What to do: Rewrite the formula text from "Da = (Ra - Rai)" to "a linear equation.", putting "gauge" wherever "dial" appears.

Document text:
Da = (Ra - Rai) * ADC
where,
Da = Axial deformation
Ra = Axial dial reading
Rai = Initial axial dial reading
ADC = Axial dial constant
Axial Load
The Axial loads can be specified directly or using readings from a load ring. When using readings from a load ring the readings are converted to loads either using load ring constants or a linear equation.
Load Ring Constant
If (R - R0) < Crossover Pa = (R - R0) * LRC1
If (R - R0) > Crossover Pa = Crossover * LRC1 + (R - R0 - Crossover) * LRC2
Linear
Pa = M * (R - R0) + C
where,
Pa = Axial load
R = Load dial reading
R0 = Initial load dial reading
LRC1 = Load ring constant 1
LRC2 = Load ring constant 2
M = Linear multiplier
C = Linear constant
Axial Strain
εa = Da / h
where,
εa = Axial strain
Da = Axial deformation
h = Saturated height of specimen, if not specified uses h0
h0 = Initial height
Deviator Stress
σd = Pa / A - ΔσRM - ΔσFP
where,
σd = Axial stress
Pa = Axial load
A = Cross-sectional area
ΔσRM = Rubber membrane correction, only applied if greater than 5% of σd (see below)
ΔσFP = Filter paper correction, only applied if greater than 5% of σd (see below)
Minor Stress
σ3 = CP - Bp
where,
σ3 = Minor stress
Cp = Confining pressure
Bp = Back pressure
Major Stress
σ1 = σd + σ3
where,
σ1 = Major stress
Peak Compressive Strength
Compressive strength = maximum σd
Saturated Volume
If assuming 100% saturation,
Vsat = (Vs + Ms * wi - ΔV)
or using COE Uniform Strain method
Vsat = h * A0 * [1 - 2 * (h0 - h) / h0 ]
where,
Vsat = Saturated volume
Vs = Volume of solids = Ms / (SG * ρw)

Listed records:
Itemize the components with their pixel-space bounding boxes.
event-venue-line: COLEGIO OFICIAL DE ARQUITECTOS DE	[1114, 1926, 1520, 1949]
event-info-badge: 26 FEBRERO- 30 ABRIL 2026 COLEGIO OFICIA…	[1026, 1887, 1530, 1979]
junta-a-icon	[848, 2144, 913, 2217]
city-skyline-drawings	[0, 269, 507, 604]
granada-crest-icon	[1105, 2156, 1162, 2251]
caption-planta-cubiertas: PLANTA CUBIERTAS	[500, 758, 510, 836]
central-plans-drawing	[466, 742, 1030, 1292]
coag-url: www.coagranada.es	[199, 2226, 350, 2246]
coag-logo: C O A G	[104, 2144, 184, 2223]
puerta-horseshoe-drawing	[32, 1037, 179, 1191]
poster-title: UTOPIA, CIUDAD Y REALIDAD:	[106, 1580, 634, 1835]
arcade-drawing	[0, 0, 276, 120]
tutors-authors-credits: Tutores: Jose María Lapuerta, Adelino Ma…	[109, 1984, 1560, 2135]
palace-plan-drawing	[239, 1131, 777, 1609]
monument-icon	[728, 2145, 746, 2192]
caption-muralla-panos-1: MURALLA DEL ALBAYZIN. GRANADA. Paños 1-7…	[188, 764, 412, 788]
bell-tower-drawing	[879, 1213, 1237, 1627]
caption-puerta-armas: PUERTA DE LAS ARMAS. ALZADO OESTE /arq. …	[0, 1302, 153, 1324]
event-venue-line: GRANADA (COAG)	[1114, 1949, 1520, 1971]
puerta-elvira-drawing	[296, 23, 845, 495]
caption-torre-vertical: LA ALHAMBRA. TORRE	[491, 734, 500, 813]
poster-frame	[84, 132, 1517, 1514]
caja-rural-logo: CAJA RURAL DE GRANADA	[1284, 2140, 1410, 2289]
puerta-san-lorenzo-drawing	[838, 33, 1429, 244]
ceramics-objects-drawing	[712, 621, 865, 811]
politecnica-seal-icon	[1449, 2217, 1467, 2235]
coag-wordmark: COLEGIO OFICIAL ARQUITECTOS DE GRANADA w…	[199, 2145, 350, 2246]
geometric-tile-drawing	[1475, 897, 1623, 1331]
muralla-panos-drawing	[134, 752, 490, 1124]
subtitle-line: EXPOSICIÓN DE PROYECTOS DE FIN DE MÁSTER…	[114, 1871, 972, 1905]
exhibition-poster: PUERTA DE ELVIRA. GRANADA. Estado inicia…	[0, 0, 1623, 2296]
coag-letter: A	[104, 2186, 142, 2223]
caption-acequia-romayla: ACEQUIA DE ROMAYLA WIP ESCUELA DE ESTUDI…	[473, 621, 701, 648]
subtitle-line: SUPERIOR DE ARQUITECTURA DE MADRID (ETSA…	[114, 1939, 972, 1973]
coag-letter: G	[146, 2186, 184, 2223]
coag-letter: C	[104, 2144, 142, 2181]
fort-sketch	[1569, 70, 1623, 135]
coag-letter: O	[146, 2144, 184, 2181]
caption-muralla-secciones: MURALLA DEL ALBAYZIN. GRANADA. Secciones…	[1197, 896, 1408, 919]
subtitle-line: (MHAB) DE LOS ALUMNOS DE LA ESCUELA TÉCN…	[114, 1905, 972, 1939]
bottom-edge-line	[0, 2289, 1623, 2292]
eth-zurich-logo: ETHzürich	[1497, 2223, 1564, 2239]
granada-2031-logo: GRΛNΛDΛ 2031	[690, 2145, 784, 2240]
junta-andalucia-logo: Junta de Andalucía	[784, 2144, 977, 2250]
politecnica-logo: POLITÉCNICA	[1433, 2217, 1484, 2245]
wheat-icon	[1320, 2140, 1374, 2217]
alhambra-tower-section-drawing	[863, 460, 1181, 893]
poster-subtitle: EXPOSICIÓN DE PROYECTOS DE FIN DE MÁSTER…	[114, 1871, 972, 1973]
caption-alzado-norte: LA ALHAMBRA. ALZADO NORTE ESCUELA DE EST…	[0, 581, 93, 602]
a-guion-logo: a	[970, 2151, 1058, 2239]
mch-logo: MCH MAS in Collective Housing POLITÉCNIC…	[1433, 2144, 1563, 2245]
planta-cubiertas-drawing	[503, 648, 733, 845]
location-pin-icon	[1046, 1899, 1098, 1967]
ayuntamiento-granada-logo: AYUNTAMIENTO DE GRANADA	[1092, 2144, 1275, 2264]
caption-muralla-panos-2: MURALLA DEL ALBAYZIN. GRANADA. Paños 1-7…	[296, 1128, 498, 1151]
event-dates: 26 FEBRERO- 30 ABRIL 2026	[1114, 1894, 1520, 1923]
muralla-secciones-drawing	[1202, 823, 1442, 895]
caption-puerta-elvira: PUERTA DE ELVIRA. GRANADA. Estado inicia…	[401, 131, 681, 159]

Written solution:
Da = (Ra - Rai) * ADC
where,
Da = Axial deformation
Ra = Axial gauge reading
Rai = Initial axial gauge reading
ADC = Axial gauge constant
Axial Load
The Axial loads can be specified directly or using readings from a load ring. When using readings from a load ring the readings are converted to loads either using load ring constants or a linear equation.